YOUR OBJECTIVE: The listing below is the input. Say how many of its lines contain "name", giving the number alone.

INFORMATION SUPPLIED:
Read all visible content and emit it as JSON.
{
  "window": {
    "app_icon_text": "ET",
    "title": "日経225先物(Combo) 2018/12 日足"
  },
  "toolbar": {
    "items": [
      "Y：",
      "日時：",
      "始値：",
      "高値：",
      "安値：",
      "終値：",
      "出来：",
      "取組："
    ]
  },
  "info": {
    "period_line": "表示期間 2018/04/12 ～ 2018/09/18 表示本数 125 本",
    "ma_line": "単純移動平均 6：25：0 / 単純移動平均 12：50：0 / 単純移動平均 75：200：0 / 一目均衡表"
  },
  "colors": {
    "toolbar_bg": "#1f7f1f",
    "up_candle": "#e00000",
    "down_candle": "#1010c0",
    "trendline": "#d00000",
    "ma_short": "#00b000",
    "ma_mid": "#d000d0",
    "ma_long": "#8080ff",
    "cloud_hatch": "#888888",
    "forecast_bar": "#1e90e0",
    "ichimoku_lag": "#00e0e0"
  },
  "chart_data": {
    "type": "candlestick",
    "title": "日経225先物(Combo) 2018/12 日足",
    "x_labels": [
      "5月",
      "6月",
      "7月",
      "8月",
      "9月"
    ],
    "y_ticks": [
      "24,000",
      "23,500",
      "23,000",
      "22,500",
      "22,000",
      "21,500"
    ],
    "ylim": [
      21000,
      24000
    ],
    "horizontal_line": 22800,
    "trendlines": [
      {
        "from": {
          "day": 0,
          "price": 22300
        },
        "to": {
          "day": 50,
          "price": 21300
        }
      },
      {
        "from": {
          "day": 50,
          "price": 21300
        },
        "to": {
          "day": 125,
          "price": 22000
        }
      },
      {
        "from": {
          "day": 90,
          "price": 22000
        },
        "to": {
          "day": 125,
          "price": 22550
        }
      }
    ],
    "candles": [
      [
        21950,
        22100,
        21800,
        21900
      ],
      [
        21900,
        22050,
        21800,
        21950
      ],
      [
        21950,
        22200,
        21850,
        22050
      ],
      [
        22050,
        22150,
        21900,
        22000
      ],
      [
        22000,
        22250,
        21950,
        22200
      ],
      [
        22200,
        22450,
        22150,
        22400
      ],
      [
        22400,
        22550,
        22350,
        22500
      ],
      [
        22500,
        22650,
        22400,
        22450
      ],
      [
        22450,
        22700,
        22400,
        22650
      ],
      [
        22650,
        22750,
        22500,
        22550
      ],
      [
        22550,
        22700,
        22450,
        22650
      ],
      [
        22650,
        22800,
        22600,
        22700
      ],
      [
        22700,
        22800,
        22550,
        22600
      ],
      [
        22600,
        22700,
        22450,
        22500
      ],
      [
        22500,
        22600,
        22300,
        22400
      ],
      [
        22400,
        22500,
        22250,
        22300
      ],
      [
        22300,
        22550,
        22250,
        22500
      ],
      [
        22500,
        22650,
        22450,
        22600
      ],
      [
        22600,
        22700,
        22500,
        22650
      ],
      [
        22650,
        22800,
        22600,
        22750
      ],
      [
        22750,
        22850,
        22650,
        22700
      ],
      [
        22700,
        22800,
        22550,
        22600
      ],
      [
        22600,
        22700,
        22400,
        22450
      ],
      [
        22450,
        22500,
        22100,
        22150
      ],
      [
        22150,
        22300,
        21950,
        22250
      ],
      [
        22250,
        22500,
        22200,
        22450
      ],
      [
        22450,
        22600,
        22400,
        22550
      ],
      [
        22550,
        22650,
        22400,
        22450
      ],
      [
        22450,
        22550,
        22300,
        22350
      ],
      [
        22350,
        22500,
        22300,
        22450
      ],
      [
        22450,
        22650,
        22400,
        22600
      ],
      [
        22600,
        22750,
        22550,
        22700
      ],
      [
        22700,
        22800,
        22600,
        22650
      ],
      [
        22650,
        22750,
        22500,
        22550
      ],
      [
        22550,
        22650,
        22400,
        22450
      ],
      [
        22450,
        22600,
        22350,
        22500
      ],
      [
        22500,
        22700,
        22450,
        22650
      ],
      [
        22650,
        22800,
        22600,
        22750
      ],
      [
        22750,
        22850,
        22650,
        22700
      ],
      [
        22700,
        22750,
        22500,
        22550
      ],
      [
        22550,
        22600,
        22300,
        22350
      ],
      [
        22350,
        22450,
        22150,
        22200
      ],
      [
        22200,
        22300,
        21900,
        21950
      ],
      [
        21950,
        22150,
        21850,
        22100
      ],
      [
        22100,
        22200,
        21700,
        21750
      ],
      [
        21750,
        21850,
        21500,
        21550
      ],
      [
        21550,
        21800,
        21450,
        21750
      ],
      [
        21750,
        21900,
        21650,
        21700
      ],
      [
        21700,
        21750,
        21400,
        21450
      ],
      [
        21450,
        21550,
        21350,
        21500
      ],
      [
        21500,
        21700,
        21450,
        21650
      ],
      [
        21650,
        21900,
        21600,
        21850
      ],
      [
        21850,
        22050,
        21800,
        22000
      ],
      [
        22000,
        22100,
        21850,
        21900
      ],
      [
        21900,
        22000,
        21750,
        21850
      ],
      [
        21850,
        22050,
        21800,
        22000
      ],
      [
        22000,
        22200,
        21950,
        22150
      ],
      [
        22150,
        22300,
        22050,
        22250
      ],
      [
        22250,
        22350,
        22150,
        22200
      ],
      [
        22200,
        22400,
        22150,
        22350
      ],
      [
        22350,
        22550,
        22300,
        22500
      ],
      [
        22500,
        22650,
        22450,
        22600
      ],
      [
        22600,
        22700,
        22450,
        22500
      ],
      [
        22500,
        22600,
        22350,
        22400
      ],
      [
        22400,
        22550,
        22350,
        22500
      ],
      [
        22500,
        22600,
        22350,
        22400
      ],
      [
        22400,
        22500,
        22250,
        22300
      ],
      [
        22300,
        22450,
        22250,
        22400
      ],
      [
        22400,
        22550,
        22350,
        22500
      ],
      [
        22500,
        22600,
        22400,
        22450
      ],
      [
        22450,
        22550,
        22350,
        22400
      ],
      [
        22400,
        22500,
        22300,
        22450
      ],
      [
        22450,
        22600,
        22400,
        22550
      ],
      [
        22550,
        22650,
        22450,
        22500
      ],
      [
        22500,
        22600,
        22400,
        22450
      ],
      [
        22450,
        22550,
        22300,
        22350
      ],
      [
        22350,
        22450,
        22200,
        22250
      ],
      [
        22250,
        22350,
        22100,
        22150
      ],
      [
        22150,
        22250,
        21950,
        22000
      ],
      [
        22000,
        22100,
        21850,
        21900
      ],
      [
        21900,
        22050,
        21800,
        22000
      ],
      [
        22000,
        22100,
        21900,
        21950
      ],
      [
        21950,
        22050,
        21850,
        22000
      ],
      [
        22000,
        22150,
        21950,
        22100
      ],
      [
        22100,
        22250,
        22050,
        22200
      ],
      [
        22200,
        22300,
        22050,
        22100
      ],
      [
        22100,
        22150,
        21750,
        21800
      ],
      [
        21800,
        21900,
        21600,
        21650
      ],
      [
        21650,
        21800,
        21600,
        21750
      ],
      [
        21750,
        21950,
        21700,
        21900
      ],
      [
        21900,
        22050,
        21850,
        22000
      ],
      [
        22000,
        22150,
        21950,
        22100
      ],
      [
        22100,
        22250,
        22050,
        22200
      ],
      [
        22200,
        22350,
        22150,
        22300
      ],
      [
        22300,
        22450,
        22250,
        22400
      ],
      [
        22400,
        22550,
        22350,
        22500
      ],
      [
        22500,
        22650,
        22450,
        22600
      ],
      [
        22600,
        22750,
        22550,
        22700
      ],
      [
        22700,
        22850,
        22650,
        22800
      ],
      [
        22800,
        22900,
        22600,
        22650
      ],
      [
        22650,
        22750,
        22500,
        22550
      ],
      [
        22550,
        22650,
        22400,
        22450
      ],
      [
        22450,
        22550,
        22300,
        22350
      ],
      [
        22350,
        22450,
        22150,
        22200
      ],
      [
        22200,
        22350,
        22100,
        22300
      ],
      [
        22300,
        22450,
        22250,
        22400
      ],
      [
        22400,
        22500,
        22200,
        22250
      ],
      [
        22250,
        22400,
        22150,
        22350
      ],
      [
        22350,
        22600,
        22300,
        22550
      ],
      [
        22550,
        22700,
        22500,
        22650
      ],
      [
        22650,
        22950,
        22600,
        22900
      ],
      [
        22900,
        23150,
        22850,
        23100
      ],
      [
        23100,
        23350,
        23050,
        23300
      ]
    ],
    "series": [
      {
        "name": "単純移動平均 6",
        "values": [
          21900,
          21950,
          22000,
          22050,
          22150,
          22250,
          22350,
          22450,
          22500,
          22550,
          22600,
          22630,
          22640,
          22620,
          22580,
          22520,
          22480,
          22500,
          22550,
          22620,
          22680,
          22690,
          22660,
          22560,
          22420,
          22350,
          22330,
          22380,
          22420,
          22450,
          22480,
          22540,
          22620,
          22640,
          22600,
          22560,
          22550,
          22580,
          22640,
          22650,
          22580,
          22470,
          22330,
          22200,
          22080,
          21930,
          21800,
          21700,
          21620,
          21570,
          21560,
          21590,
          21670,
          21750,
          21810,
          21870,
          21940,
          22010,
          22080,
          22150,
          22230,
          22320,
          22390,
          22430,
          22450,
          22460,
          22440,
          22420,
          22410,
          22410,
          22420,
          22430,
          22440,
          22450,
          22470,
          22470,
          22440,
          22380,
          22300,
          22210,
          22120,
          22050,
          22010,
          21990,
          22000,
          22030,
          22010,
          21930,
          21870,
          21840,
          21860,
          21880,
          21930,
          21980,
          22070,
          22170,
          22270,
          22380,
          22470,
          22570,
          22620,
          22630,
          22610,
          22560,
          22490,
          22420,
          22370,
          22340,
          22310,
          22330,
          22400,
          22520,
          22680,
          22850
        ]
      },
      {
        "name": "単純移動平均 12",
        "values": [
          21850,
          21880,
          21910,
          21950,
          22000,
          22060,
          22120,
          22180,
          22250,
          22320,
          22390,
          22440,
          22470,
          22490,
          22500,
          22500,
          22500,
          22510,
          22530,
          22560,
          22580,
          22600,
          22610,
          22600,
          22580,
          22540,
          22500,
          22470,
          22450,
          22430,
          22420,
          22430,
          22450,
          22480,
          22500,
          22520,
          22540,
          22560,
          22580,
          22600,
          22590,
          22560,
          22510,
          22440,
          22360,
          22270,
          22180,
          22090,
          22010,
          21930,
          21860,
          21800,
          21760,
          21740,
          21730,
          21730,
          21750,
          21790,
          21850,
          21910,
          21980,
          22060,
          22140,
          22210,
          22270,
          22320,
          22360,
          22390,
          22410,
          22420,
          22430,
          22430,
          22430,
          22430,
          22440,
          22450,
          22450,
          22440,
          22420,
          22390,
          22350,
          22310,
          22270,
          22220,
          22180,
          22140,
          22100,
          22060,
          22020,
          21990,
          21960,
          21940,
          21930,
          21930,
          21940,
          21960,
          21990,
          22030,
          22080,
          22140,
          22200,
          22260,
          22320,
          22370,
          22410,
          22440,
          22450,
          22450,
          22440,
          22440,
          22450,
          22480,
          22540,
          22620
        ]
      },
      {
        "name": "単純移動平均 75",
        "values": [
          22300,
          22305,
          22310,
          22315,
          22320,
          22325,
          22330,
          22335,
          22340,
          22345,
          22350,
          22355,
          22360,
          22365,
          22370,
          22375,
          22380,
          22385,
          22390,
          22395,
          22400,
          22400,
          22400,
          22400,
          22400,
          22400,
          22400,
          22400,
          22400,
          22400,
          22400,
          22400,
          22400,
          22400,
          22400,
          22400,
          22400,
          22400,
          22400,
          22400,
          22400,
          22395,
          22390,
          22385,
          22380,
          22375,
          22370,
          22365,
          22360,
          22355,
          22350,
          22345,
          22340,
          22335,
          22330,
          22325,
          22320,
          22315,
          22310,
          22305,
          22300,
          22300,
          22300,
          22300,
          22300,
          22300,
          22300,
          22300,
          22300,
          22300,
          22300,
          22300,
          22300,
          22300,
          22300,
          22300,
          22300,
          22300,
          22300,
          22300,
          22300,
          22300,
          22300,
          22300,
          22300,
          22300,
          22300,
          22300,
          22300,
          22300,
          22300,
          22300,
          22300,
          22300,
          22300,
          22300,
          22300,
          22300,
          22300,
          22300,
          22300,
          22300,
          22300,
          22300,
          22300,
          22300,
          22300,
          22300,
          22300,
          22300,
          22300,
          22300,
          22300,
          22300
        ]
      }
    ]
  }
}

ANSWER TO THE PROBLEM: 3